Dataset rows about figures

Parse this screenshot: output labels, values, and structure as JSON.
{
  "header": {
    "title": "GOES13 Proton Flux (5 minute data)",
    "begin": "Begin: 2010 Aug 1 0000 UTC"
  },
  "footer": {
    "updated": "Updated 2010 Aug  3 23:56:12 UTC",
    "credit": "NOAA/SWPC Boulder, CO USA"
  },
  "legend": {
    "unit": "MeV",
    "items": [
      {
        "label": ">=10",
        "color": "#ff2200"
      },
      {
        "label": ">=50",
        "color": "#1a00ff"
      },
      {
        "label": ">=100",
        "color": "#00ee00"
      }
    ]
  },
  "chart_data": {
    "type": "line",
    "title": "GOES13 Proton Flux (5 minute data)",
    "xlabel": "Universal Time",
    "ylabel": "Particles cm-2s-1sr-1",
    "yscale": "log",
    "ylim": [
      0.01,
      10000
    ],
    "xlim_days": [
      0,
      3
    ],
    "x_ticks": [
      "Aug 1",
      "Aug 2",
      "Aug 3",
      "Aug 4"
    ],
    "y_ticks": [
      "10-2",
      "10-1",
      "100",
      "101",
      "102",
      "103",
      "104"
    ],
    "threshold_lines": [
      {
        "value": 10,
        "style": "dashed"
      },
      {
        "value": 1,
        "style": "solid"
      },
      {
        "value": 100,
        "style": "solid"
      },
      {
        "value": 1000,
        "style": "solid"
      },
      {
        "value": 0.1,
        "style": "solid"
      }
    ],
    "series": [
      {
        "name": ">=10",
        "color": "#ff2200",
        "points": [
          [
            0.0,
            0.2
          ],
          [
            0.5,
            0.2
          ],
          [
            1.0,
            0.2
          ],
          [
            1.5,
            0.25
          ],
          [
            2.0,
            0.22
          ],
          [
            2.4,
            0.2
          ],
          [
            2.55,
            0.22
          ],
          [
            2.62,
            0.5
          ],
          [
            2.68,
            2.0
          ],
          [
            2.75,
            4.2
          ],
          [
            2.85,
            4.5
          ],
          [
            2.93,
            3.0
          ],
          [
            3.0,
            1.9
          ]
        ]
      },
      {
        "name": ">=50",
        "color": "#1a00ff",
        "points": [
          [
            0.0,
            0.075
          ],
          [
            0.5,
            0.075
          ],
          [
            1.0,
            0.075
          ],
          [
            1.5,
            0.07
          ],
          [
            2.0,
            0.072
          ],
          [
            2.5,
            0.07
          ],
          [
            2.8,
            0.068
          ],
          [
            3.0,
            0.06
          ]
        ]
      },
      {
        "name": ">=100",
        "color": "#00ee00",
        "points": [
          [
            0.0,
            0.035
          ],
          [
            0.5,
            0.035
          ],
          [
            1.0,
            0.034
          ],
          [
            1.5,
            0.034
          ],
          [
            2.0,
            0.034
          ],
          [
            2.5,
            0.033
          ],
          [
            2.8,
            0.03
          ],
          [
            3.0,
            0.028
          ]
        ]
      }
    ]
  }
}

▶ [Short task] Extract every entry above as it appears.

▶ [Solution to this exercise]
Parse this screenshot: output labels, values, and structure as JSON.
{
  "header": {
    "title": "GOES13 Proton Flux (5 minute data)",
    "begin": "Begin: 2010 Aug 1 0000 UTC"
  },
  "footer": {
    "updated": "Updated 2010 Aug  3 23:56:12 UTC",
    "credit": "NOAA/SWPC Boulder, CO USA"
  },
  "legend": {
    "unit": "MeV",
    "items": [
      {
        "label": ">=10",
        "color": "#ff2200"
      },
      {
        "label": ">=50",
        "color": "#1a00ff"
      },
      {
        "label": ">=100",
        "color": "#00ee00"
      }
    ]
  },
  "chart_data": {
    "type": "line",
    "title": "GOES13 Proton Flux (5 minute data)",
    "xlabel": "Universal Time",
    "ylabel": "Particles cm-2s-1sr-1",
    "yscale": "log",
    "ylim": [
      0.01,
      10000
    ],
    "xlim_days": [
      0,
      3
    ],
    "x_ticks": [
      "Aug 1",
      "Aug 2",
      "Aug 3",
      "Aug 4"
    ],
    "y_ticks": [
      "10-2",
      "10-1",
      "100",
      "101",
      "102",
      "103",
      "104"
    ],
    "threshold_lines": [
      {
        "value": 10,
        "style": "dashed"
      },
      {
        "value": 1,
        "style": "solid"
      },
      {
        "value": 100,
        "style": "solid"
      },
      {
        "value": 1000,
        "style": "solid"
      },
      {
        "value": 0.1,
        "style": "solid"
      }
    ],
    "series": [
      {
        "name": ">=10",
        "color": "#ff2200",
        "points": [
          [
            0.0,
            0.2
          ],
          [
            0.5,
            0.2
          ],
          [
            1.0,
            0.2
          ],
          [
            1.5,
            0.25
          ],
          [
            2.0,
            0.22
          ],
          [
            2.4,
            0.2
          ],
          [
            2.55,
            0.22
          ],
          [
            2.62,
            0.5
          ],
          [
            2.68,
            2.0
          ],
          [
            2.75,
            4.2
          ],
          [
            2.85,
            4.5
          ],
          [
            2.93,
            3.0
          ],
          [
            3.0,
            1.9
          ]
        ]
      },
      {
        "name": ">=50",
        "color": "#1a00ff",
        "points": [
          [
            0.0,
            0.075
          ],
          [
            0.5,
            0.075
          ],
          [
            1.0,
            0.075
          ],
          [
            1.5,
            0.07
          ],
          [
            2.0,
            0.072
          ],
          [
            2.5,
            0.07
          ],
          [
            2.8,
            0.068
          ],
          [
            3.0,
            0.06
          ]
        ]
      },
      {
        "name": ">=100",
        "color": "#00ee00",
        "points": [
          [
            0.0,
            0.035
          ],
          [
            0.5,
            0.035
          ],
          [
            1.0,
            0.034
          ],
          [
            1.5,
            0.034
          ],
          [
            2.0,
            0.034
          ],
          [
            2.5,
            0.033
          ],
          [
            2.8,
            0.03
          ],
          [
            3.0,
            0.028
          ]
        ]
      }
    ]
  }
}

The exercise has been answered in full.